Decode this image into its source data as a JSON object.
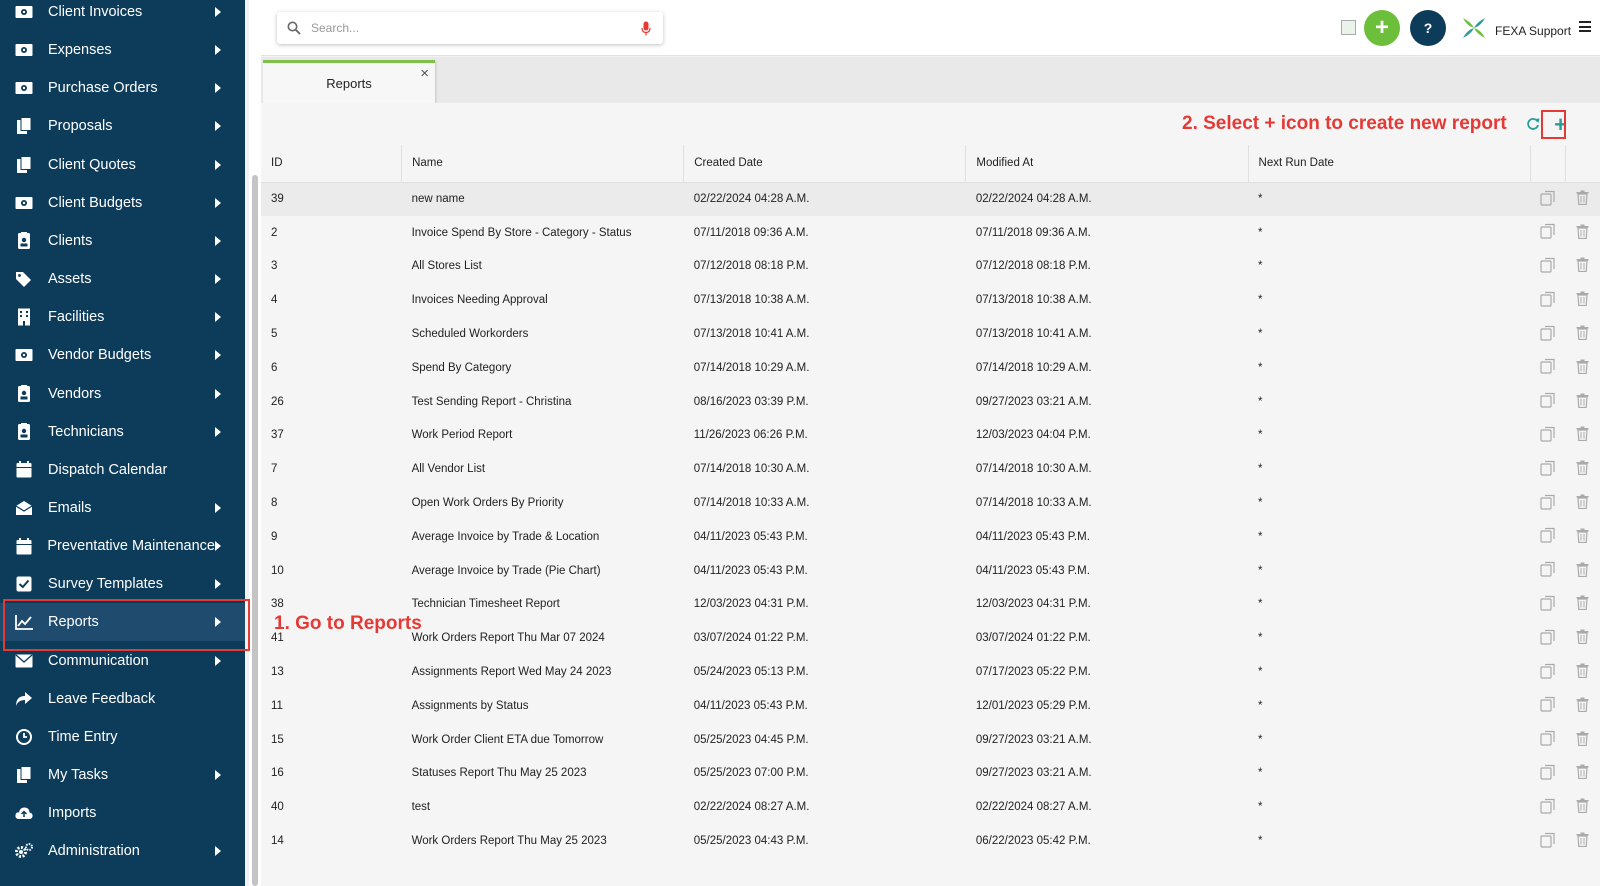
{
  "sidebar": {
    "items": [
      {
        "label": "Client Invoices",
        "icon": "money-icon",
        "arrow": true
      },
      {
        "label": "Expenses",
        "icon": "money-icon",
        "arrow": true
      },
      {
        "label": "Purchase Orders",
        "icon": "money-icon",
        "arrow": true
      },
      {
        "label": "Proposals",
        "icon": "document-copy-icon",
        "arrow": true
      },
      {
        "label": "Client Quotes",
        "icon": "document-copy-icon",
        "arrow": true
      },
      {
        "label": "Client Budgets",
        "icon": "money-icon",
        "arrow": true
      },
      {
        "label": "Clients",
        "icon": "id-badge-icon",
        "arrow": true
      },
      {
        "label": "Assets",
        "icon": "tags-icon",
        "arrow": true
      },
      {
        "label": "Facilities",
        "icon": "building-icon",
        "arrow": true
      },
      {
        "label": "Vendor Budgets",
        "icon": "money-icon",
        "arrow": true
      },
      {
        "label": "Vendors",
        "icon": "id-badge-icon",
        "arrow": true
      },
      {
        "label": "Technicians",
        "icon": "id-badge-icon",
        "arrow": true
      },
      {
        "label": "Dispatch Calendar",
        "icon": "calendar-icon",
        "arrow": false
      },
      {
        "label": "Emails",
        "icon": "envelope-open-icon",
        "arrow": true
      },
      {
        "label": "Preventative Maintenance",
        "icon": "calendar-icon",
        "arrow": true
      },
      {
        "label": "Survey Templates",
        "icon": "check-square-icon",
        "arrow": true
      },
      {
        "label": "Reports",
        "icon": "line-chart-icon",
        "arrow": true
      },
      {
        "label": "Communication",
        "icon": "envelope-icon",
        "arrow": true
      },
      {
        "label": "Leave Feedback",
        "icon": "share-icon",
        "arrow": false
      },
      {
        "label": "Time Entry",
        "icon": "clock-icon",
        "arrow": false
      },
      {
        "label": "My Tasks",
        "icon": "document-copy-icon",
        "arrow": true
      },
      {
        "label": "Imports",
        "icon": "cloud-upload-icon",
        "arrow": false
      },
      {
        "label": "Administration",
        "icon": "cogs-icon",
        "arrow": true
      }
    ],
    "active_index": 16
  },
  "header": {
    "search_placeholder": "Search...",
    "brand_name": "FEXA Support",
    "add_label": "+",
    "help_label": "?"
  },
  "tabs": [
    {
      "label": "Reports",
      "close": "×"
    }
  ],
  "toolbar": {
    "create_label": "+"
  },
  "table": {
    "columns": [
      "ID",
      "Name",
      "Created Date",
      "Modified At",
      "Next Run Date"
    ],
    "rows": [
      [
        "39",
        "new name",
        "02/22/2024 04:28 A.M.",
        "02/22/2024 04:28 A.M.",
        "*"
      ],
      [
        "2",
        "Invoice Spend By Store - Category - Status",
        "07/11/2018 09:36 A.M.",
        "07/11/2018 09:36 A.M.",
        "*"
      ],
      [
        "3",
        "All Stores List",
        "07/12/2018 08:18 P.M.",
        "07/12/2018 08:18 P.M.",
        "*"
      ],
      [
        "4",
        "Invoices Needing Approval",
        "07/13/2018 10:38 A.M.",
        "07/13/2018 10:38 A.M.",
        "*"
      ],
      [
        "5",
        "Scheduled Workorders",
        "07/13/2018 10:41 A.M.",
        "07/13/2018 10:41 A.M.",
        "*"
      ],
      [
        "6",
        "Spend By Category",
        "07/14/2018 10:29 A.M.",
        "07/14/2018 10:29 A.M.",
        "*"
      ],
      [
        "26",
        "Test Sending Report - Christina",
        "08/16/2023 03:39 P.M.",
        "09/27/2023 03:21 A.M.",
        "*"
      ],
      [
        "37",
        "Work Period Report",
        "11/26/2023 06:26 P.M.",
        "12/03/2023 04:04 P.M.",
        "*"
      ],
      [
        "7",
        "All Vendor List",
        "07/14/2018 10:30 A.M.",
        "07/14/2018 10:30 A.M.",
        "*"
      ],
      [
        "8",
        "Open Work Orders By Priority",
        "07/14/2018 10:33 A.M.",
        "07/14/2018 10:33 A.M.",
        "*"
      ],
      [
        "9",
        "Average Invoice by Trade & Location",
        "04/11/2023 05:43 P.M.",
        "04/11/2023 05:43 P.M.",
        "*"
      ],
      [
        "10",
        "Average Invoice by Trade (Pie Chart)",
        "04/11/2023 05:43 P.M.",
        "04/11/2023 05:43 P.M.",
        "*"
      ],
      [
        "38",
        "Technician Timesheet Report",
        "12/03/2023 04:31 P.M.",
        "12/03/2023 04:31 P.M.",
        "*"
      ],
      [
        "41",
        "Work Orders Report Thu Mar 07 2024",
        "03/07/2024 01:22 P.M.",
        "03/07/2024 01:22 P.M.",
        "*"
      ],
      [
        "13",
        "Assignments Report Wed May 24 2023",
        "05/24/2023 05:13 P.M.",
        "07/17/2023 05:22 P.M.",
        "*"
      ],
      [
        "11",
        "Assignments by Status",
        "04/11/2023 05:43 P.M.",
        "12/01/2023 05:29 P.M.",
        "*"
      ],
      [
        "15",
        "Work Order Client ETA due Tomorrow",
        "05/25/2023 04:45 P.M.",
        "09/27/2023 03:21 A.M.",
        "*"
      ],
      [
        "16",
        "Statuses Report Thu May 25 2023",
        "05/25/2023 07:00 P.M.",
        "09/27/2023 03:21 A.M.",
        "*"
      ],
      [
        "40",
        "test",
        "02/22/2024 08:27 A.M.",
        "02/22/2024 08:27 A.M.",
        "*"
      ],
      [
        "14",
        "Work Orders Report Thu May 25 2023",
        "05/25/2023 04:43 P.M.",
        "06/22/2023 05:42 P.M.",
        "*"
      ]
    ]
  },
  "annotations": {
    "step1": "1. Go to Reports",
    "step2": "2. Select + icon to create new report"
  },
  "colors": {
    "sidebar_bg": "#0d3b5a",
    "accent_green": "#6bbf3a",
    "annotation_red": "#e53935",
    "create_teal": "#2a9d9a"
  }
}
───
### WHAT IS REQUIRED
Work out how many lines of the data above contain the string "Invoices" and give the number alone.

### REPLY TO THE TASK
2